─── SUPPLIED DATA ───

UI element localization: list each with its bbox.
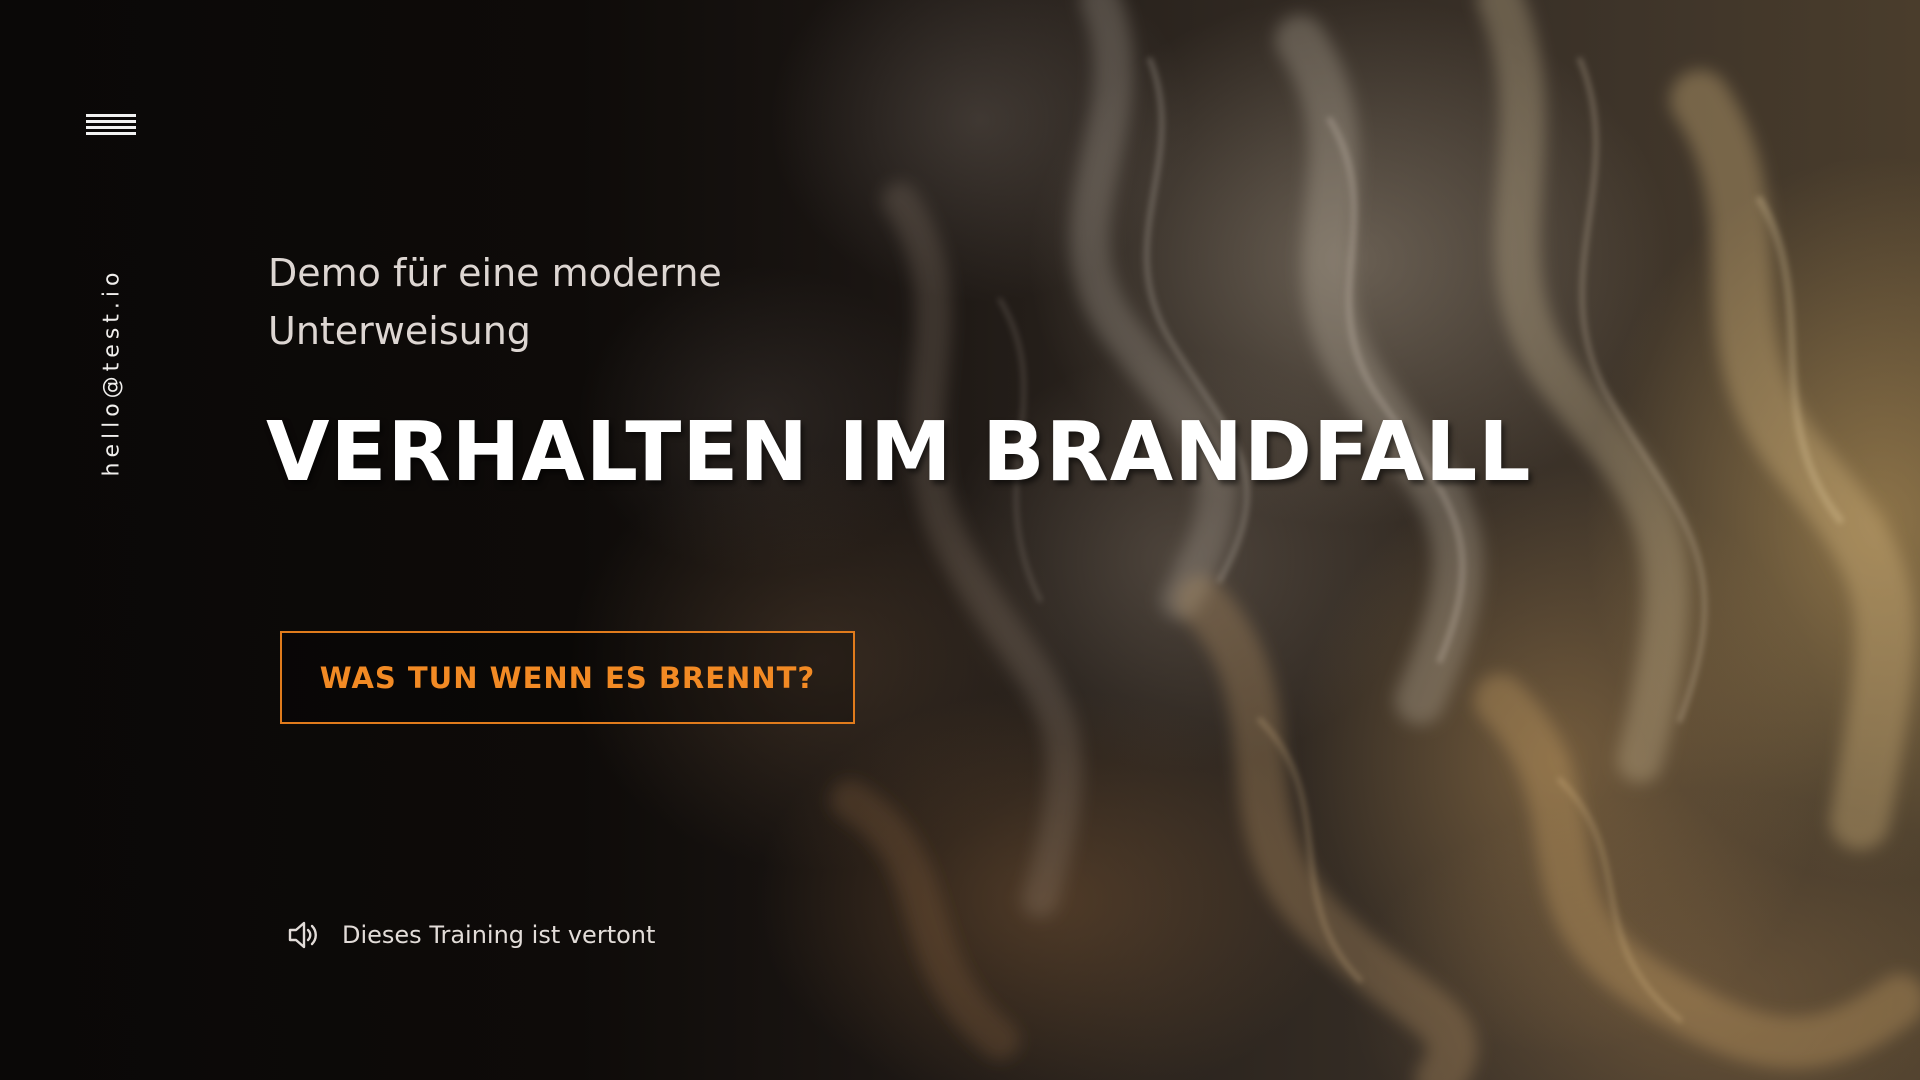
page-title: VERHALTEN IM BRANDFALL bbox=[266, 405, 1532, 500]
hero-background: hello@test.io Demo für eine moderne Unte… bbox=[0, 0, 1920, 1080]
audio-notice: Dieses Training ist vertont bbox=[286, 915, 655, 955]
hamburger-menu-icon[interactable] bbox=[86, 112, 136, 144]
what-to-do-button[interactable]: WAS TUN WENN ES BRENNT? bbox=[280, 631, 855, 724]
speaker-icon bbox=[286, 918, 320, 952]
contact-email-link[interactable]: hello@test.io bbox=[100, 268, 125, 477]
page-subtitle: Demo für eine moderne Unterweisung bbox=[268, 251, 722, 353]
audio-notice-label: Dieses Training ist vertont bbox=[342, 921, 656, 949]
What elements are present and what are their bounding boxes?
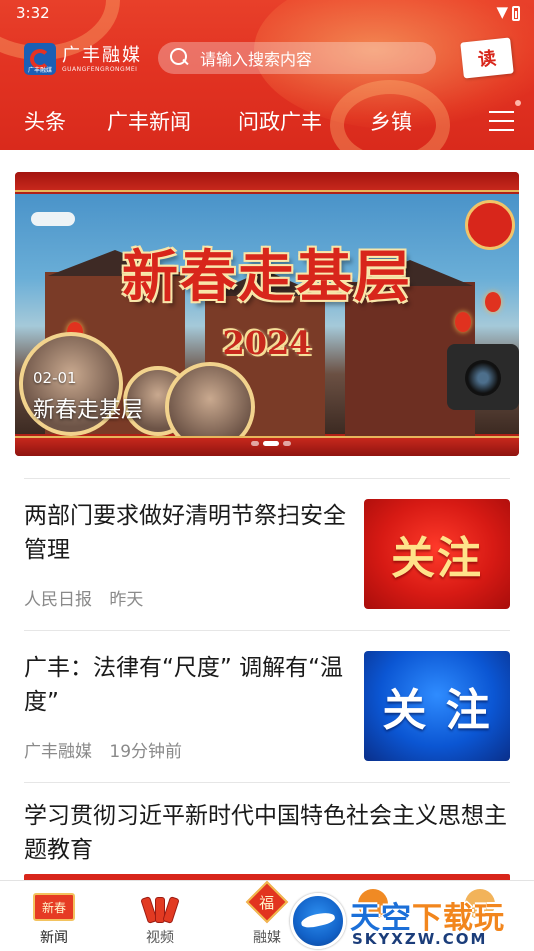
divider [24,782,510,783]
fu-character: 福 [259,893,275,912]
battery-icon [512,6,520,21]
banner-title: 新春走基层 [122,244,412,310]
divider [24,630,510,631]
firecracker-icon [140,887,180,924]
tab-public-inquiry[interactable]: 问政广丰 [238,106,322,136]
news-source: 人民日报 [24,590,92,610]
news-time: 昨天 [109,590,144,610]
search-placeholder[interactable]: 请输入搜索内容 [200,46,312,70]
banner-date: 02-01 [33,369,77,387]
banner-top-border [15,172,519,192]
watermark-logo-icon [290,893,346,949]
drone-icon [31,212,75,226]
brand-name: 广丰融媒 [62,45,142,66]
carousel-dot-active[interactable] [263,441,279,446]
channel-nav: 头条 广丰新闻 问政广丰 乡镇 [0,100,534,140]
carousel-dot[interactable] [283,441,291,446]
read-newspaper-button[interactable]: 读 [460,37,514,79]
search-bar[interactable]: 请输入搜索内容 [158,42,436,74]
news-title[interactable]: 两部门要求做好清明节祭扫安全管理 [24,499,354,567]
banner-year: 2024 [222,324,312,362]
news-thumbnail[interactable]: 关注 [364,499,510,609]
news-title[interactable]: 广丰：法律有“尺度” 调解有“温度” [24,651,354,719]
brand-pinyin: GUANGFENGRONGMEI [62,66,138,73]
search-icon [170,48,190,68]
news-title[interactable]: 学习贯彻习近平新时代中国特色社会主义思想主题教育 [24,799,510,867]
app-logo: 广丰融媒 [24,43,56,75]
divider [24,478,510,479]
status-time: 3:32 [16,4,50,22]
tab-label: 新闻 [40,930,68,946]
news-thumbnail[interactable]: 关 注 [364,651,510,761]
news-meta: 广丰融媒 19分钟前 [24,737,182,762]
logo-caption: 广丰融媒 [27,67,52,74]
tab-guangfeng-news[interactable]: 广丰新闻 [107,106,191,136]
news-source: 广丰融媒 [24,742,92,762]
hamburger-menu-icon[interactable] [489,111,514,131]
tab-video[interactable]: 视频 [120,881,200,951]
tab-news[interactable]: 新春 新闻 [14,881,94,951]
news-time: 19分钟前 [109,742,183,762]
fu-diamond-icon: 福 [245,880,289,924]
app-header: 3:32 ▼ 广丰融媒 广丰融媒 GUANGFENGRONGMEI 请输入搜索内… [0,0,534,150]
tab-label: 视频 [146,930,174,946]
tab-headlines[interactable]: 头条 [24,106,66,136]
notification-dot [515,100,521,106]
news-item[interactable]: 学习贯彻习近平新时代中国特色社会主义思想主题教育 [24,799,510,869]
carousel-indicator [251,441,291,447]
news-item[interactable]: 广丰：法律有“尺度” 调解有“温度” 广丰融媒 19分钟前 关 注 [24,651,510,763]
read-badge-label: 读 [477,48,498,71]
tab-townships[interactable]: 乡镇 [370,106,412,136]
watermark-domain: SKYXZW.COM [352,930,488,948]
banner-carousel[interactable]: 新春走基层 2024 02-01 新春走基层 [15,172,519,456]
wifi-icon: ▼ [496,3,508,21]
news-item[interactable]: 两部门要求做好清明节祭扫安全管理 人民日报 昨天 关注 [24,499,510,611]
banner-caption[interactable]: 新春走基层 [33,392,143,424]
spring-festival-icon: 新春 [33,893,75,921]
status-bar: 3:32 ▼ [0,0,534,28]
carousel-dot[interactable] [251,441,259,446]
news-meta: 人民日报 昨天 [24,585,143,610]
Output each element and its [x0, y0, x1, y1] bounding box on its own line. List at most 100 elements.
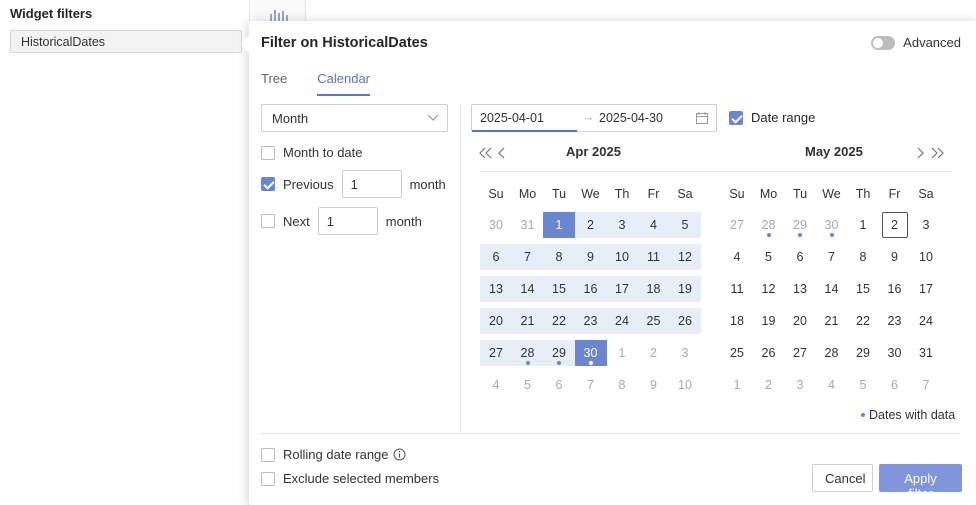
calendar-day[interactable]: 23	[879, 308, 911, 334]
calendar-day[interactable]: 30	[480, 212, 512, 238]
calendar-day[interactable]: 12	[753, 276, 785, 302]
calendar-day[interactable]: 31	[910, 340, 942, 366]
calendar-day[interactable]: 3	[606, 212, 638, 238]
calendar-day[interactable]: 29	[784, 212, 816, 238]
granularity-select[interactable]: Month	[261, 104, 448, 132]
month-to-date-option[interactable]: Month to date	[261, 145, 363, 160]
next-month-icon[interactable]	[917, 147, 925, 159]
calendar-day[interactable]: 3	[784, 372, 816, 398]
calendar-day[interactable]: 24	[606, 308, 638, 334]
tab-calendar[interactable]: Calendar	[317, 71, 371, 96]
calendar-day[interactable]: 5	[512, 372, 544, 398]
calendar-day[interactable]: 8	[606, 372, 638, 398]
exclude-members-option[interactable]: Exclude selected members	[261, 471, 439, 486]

───

Rewrite all of the lines above, putting "day-button" wherever "calendar-day" appears and leaving everything else unchanged. Omit the pictures.

TASK ANSWER:
UI element localization: list each with its bbox.
page-title: VERHALTEN IM BRANDFALL bbox=[266, 405, 1532, 500]
hero-background: hello@test.io Demo für eine moderne Unte… bbox=[0, 0, 1920, 1080]
audio-notice: Dieses Training ist vertont bbox=[286, 915, 655, 955]
hamburger-menu-icon[interactable] bbox=[86, 112, 136, 144]
what-to-do-button[interactable]: WAS TUN WENN ES BRENNT? bbox=[280, 631, 855, 724]
speaker-icon bbox=[286, 918, 320, 952]
contact-email-link[interactable]: hello@test.io bbox=[100, 268, 125, 477]
page-subtitle: Demo für eine moderne Unterweisung bbox=[268, 251, 722, 353]
audio-notice-label: Dieses Training ist vertont bbox=[342, 921, 656, 949]
What elements are present and what are their bounding boxes?
divider [24,782,510,783]
fu-character: 福 [259,893,275,912]
battery-icon [512,6,520,21]
banner-title: 新春走基层 [122,244,412,310]
divider [24,630,510,631]
firecracker-icon [140,887,180,924]
tab-public-inquiry[interactable]: 问政广丰 [238,106,322,136]
news-source: 人民日报 [24,590,92,610]
news-time: 昨天 [109,590,144,610]
search-placeholder[interactable]: 请输入搜索内容 [200,46,312,70]
banner-date: 02-01 [33,369,77,387]
banner-top-border [15,172,519,192]
watermark-logo-icon [290,893,346,949]
drone-icon [31,212,75,226]
brand-name: 广丰融媒 [62,45,142,66]
carousel-dot-active[interactable] [263,441,279,446]
channel-nav: 头条 广丰新闻 问政广丰 乡镇 [0,100,534,140]
carousel-dot[interactable] [283,441,291,446]
read-newspaper-button[interactable]: 读 [460,37,514,79]
search-bar[interactable]: 请输入搜索内容 [158,42,436,74]
news-title[interactable]: 两部门要求做好清明节祭扫安全管理 [24,499,354,567]
banner-year: 2024 [222,324,312,362]
news-thumbnail[interactable]: 关注 [364,499,510,609]
news-title[interactable]: 广丰：法律有“尺度” 调解有“温度” [24,651,354,719]
brand-pinyin: GUANGFENGRONGMEI [62,66,138,73]
search-icon [170,48,190,68]
news-title[interactable]: 学习贯彻习近平新时代中国特色社会主义思想主题教育 [24,799,510,867]
app-logo: 广丰融媒 [24,43,56,75]
divider [24,478,510,479]
status-time: 3:32 [16,4,50,22]
tab-label: 新闻 [40,930,68,946]
news-thumbnail[interactable]: 关 注 [364,651,510,761]
news-meta: 广丰融媒 19分钟前 [24,737,182,762]
logo-caption: 广丰融媒 [27,67,52,74]
tab-guangfeng-news[interactable]: 广丰新闻 [107,106,191,136]
news-source: 广丰融媒 [24,742,92,762]
hamburger-menu-icon[interactable] [489,111,514,131]
tab-video[interactable]: 视频 [120,881,200,951]
tab-news[interactable]: 新春 新闻 [14,881,94,951]
news-time: 19分钟前 [109,742,183,762]
fu-diamond-icon: 福 [245,880,289,924]
app-header: 3:32 ▼ 广丰融媒 广丰融媒 GUANGFENGRONGMEI 请输入搜索内… [0,0,534,150]
tab-label: 视频 [146,930,174,946]
tab-headlines[interactable]: 头条 [24,106,66,136]
notification-dot [515,100,521,106]
news-item[interactable]: 学习贯彻习近平新时代中国特色社会主义思想主题教育 [24,799,510,869]
carousel-indicator [251,441,291,447]
news-item[interactable]: 广丰：法律有“尺度” 调解有“温度” 广丰融媒 19分钟前 关 注 [24,651,510,763]
read-badge-label: 读 [477,48,498,71]
tab-townships[interactable]: 乡镇 [370,106,412,136]
watermark-domain: SKYXZW.COM [352,930,488,948]
banner-carousel[interactable]: 新春走基层 2024 02-01 新春走基层 [15,172,519,456]
wifi-icon: ▼ [496,3,508,21]
news-item[interactable]: 两部门要求做好清明节祭扫安全管理 人民日报 昨天 关注 [24,499,510,611]
banner-caption[interactable]: 新春走基层 [33,392,143,424]
spring-festival-icon: 新春 [33,893,75,921]
status-bar: 3:32 ▼ [0,0,534,28]
carousel-dot[interactable] [251,441,259,446]
news-meta: 人民日报 昨天 [24,585,143,610]
Output each element and its [x0, y0, x1, y1] bounding box on its own line. List at most 100 elements.
day-button[interactable]: 23	[879, 308, 911, 334]
day-button[interactable]: 30	[480, 212, 512, 238]
day-button[interactable]: 12	[753, 276, 785, 302]
day-button[interactable]: 31	[910, 340, 942, 366]
day-button[interactable]: 3	[606, 212, 638, 238]
day-button[interactable]: 29	[784, 212, 816, 238]
granularity-select[interactable]: Month	[261, 104, 448, 132]
month-to-date-option[interactable]: Month to date	[261, 145, 363, 160]
next-month-icon[interactable]	[917, 147, 925, 159]
day-button[interactable]: 3	[784, 372, 816, 398]
day-button[interactable]: 24	[606, 308, 638, 334]
tab-calendar[interactable]: Calendar	[317, 71, 371, 96]
day-button[interactable]: 5	[512, 372, 544, 398]
day-button[interactable]: 8	[606, 372, 638, 398]
exclude-members-option[interactable]: Exclude selected members	[261, 471, 439, 486]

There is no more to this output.